Exercise brief
Can you output the records below exactly as they are written?

A run of records
(begin)
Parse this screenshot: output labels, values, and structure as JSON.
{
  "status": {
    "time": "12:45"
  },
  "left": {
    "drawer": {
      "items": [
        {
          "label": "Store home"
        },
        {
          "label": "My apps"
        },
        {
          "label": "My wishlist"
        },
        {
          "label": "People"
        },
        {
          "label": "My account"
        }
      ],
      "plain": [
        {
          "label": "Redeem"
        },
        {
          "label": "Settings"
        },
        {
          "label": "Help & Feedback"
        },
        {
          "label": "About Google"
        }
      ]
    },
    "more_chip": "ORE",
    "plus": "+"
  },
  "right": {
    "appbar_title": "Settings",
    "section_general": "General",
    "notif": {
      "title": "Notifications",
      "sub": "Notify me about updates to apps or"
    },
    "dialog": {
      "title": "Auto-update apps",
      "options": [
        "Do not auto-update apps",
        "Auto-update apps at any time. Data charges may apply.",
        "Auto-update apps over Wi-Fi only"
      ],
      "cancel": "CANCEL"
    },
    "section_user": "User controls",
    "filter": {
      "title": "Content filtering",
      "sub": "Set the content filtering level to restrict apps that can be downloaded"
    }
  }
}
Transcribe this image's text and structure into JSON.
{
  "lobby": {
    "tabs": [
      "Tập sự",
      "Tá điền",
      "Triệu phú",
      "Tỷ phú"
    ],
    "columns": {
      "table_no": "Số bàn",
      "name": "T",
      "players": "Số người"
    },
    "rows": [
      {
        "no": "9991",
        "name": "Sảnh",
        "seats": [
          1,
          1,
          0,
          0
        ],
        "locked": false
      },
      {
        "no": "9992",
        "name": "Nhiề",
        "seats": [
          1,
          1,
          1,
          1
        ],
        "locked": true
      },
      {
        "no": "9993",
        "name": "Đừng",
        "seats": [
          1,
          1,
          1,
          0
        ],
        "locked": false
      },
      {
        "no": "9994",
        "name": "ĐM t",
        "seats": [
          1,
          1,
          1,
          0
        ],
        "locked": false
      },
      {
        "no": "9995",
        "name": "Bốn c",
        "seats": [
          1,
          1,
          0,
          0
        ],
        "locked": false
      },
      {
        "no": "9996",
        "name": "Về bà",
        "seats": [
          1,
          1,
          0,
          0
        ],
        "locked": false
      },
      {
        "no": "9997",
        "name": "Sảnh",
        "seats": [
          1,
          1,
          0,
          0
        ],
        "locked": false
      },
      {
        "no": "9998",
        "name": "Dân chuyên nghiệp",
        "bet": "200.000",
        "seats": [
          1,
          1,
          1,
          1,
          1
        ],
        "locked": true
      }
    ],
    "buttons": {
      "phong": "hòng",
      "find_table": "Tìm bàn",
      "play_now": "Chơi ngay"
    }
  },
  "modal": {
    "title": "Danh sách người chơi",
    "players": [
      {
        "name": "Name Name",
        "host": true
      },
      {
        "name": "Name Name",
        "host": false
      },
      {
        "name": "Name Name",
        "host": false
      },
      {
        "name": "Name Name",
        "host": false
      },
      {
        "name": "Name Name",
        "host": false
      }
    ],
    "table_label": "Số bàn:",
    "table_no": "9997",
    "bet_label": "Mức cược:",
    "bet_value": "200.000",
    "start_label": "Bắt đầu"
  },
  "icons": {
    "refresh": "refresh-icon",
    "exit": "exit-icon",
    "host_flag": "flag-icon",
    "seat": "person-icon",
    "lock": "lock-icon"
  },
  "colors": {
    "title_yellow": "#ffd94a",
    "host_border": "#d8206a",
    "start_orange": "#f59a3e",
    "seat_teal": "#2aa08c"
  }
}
(end)
Exercise output
Parse this screenshot: output labels, values, and structure as JSON.
{
  "status": {
    "time": "12:45"
  },
  "left": {
    "drawer": {
      "items": [
        {
          "label": "Store home"
        },
        {
          "label": "My apps"
        },
        {
          "label": "My wishlist"
        },
        {
          "label": "People"
        },
        {
          "label": "My account"
        }
      ],
      "plain": [
        {
          "label": "Redeem"
        },
        {
          "label": "Settings"
        },
        {
          "label": "Help & Feedback"
        },
        {
          "label": "About Google"
        }
      ]
    },
    "more_chip": "ORE",
    "plus": "+"
  },
  "right": {
    "appbar_title": "Settings",
    "section_general": "General",
    "notif": {
      "title": "Notifications",
      "sub": "Notify me about updates to apps or"
    },
    "dialog": {
      "title": "Auto-update apps",
      "options": [
        "Do not auto-update apps",
        "Auto-update apps at any time. Data charges may apply.",
        "Auto-update apps over Wi-Fi only"
      ],
      "cancel": "CANCEL"
    },
    "section_user": "User controls",
    "filter": {
      "title": "Content filtering",
      "sub": "Set the content filtering level to restrict apps that can be downloaded"
    }
  }
}
Transcribe this image's text and structure into JSON.
{
  "lobby": {
    "tabs": [
      "Tập sự",
      "Tá điền",
      "Triệu phú",
      "Tỷ phú"
    ],
    "columns": {
      "table_no": "Số bàn",
      "name": "T",
      "players": "Số người"
    },
    "rows": [
      {
        "no": "9991",
        "name": "Sảnh",
        "seats": [
          1,
          1,
          0,
          0
        ],
        "locked": false
      },
      {
        "no": "9992",
        "name": "Nhiề",
        "seats": [
          1,
          1,
          1,
          1
        ],
        "locked": true
      },
      {
        "no": "9993",
        "name": "Đừng",
        "seats": [
          1,
          1,
          1,
          0
        ],
        "locked": false
      },
      {
        "no": "9994",
        "name": "ĐM t",
        "seats": [
          1,
          1,
          1,
          0
        ],
        "locked": false
      },
      {
        "no": "9995",
        "name": "Bốn c",
        "seats": [
          1,
          1,
          0,
          0
        ],
        "locked": false
      },
      {
        "no": "9996",
        "name": "Về bà",
        "seats": [
          1,
          1,
          0,
          0
        ],
        "locked": false
      },
      {
        "no": "9997",
        "name": "Sảnh",
        "seats": [
          1,
          1,
          0,
          0
        ],
        "locked": false
      },
      {
        "no": "9998",
        "name": "Dân chuyên nghiệp",
        "bet": "200.000",
        "seats": [
          1,
          1,
          1,
          1,
          1
        ],
        "locked": true
      }
    ],
    "buttons": {
      "phong": "hòng",
      "find_table": "Tìm bàn",
      "play_now": "Chơi ngay"
    }
  },
  "modal": {
    "title": "Danh sách người chơi",
    "players": [
      {
        "name": "Name Name",
        "host": true
      },
      {
        "name": "Name Name",
        "host": false
      },
      {
        "name": "Name Name",
        "host": false
      },
      {
        "name": "Name Name",
        "host": false
      },
      {
        "name": "Name Name",
        "host": false
      }
    ],
    "table_label": "Số bàn:",
    "table_no": "9997",
    "bet_label": "Mức cược:",
    "bet_value": "200.000",
    "start_label": "Bắt đầu"
  },
  "icons": {
    "refresh": "refresh-icon",
    "exit": "exit-icon",
    "host_flag": "flag-icon",
    "seat": "person-icon",
    "lock": "lock-icon"
  },
  "colors": {
    "title_yellow": "#ffd94a",
    "host_border": "#d8206a",
    "start_orange": "#f59a3e",
    "seat_teal": "#2aa08c"
  }
}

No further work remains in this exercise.